> **Given information**:
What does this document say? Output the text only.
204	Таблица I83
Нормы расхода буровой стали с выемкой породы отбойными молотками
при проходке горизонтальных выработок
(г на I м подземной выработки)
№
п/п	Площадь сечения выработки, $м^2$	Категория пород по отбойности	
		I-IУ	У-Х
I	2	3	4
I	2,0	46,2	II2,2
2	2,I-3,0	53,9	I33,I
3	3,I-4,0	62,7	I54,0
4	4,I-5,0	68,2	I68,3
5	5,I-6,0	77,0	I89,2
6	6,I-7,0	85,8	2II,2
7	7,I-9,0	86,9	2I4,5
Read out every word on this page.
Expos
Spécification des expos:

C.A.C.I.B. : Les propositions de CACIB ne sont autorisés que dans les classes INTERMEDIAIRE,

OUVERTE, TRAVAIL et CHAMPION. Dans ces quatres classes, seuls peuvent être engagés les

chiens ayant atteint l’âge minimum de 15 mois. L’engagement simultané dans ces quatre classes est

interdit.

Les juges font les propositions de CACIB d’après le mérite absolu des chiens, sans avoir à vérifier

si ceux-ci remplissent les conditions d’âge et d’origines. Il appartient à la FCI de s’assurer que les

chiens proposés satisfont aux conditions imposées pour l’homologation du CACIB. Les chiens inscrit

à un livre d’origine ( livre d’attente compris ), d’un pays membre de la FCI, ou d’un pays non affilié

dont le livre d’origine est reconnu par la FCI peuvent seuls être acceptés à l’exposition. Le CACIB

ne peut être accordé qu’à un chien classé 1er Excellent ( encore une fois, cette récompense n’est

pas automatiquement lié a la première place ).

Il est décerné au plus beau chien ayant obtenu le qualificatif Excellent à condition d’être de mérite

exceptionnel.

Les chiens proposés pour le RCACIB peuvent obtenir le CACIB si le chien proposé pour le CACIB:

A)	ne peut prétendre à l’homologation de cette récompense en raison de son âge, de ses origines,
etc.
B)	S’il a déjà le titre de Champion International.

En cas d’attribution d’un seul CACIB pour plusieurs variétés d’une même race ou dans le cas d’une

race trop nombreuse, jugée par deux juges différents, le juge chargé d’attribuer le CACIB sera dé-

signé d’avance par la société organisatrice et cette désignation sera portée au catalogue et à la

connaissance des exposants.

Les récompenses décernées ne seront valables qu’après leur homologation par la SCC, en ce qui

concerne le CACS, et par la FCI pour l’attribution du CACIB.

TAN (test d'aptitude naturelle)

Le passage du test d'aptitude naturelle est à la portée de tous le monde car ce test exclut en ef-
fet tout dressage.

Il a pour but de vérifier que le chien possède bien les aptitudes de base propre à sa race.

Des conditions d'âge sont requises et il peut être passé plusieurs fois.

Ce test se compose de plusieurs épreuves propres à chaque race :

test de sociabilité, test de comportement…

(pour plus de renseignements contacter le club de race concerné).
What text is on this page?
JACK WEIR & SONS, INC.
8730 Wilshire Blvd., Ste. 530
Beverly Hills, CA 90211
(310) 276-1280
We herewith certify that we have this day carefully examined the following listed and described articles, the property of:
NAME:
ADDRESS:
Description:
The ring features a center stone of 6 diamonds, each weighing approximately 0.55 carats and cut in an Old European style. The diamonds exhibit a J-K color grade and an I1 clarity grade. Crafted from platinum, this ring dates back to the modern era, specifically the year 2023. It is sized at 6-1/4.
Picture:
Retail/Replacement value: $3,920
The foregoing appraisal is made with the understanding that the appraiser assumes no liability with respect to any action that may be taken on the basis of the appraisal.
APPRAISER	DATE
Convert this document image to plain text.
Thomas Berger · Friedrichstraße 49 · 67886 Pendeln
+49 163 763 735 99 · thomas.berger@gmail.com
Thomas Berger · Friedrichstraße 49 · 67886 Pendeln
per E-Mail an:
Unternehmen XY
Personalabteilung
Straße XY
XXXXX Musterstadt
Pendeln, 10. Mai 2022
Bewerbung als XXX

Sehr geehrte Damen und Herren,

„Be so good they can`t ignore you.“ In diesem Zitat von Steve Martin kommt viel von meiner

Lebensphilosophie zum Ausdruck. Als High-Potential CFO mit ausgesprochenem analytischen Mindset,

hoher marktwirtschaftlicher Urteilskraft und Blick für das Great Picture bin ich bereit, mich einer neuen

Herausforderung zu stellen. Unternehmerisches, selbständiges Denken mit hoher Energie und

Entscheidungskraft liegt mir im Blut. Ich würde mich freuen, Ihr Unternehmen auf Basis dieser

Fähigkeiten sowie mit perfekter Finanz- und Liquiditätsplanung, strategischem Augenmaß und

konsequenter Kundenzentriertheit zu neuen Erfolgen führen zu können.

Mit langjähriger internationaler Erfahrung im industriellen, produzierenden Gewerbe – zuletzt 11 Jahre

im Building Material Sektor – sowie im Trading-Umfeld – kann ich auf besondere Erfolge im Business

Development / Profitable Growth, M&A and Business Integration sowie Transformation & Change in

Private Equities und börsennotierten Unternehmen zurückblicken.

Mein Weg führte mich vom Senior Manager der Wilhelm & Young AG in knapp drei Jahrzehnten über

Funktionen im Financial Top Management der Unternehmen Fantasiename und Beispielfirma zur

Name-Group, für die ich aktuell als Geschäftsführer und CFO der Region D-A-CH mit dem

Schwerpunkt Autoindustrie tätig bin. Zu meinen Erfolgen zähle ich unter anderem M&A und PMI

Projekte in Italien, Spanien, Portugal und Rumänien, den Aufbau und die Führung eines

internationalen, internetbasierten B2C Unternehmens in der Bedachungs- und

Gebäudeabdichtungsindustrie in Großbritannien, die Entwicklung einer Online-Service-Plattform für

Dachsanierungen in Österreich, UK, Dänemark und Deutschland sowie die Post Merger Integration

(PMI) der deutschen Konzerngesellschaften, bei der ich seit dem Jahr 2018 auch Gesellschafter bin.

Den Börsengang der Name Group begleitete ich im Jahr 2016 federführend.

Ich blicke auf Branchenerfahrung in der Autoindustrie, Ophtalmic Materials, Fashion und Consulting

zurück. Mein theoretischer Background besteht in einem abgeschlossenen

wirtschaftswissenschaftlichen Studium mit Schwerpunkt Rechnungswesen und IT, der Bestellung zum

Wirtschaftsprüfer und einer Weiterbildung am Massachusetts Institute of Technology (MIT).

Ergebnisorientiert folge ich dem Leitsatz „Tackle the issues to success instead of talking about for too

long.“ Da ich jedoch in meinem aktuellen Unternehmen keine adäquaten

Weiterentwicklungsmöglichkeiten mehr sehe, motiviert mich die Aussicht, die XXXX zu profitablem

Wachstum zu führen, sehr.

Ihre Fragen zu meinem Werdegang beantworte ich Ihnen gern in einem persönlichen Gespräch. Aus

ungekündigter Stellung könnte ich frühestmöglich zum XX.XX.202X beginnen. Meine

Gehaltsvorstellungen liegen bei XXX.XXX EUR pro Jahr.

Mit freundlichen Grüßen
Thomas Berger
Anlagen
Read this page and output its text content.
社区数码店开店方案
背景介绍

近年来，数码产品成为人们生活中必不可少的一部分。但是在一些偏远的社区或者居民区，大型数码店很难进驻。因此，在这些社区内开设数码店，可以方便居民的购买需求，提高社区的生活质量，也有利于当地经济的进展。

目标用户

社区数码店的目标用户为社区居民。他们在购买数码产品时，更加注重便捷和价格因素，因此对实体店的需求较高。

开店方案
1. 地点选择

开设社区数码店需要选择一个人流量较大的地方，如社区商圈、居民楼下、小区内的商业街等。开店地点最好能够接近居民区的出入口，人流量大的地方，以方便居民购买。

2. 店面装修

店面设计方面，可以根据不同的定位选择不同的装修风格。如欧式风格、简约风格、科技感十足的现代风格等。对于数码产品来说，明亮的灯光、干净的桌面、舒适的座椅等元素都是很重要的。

> **Problem**:
From the entries above, collect every line with the string "origines" in it.

> **Reply**:
si ceux-ci remplissent les conditions d’âge et d’origines. Il appartient à la FCI de s’assurer que les
A)	ne peut prétendre à l’homologation de cette récompense en raison de son âge, de ses origines,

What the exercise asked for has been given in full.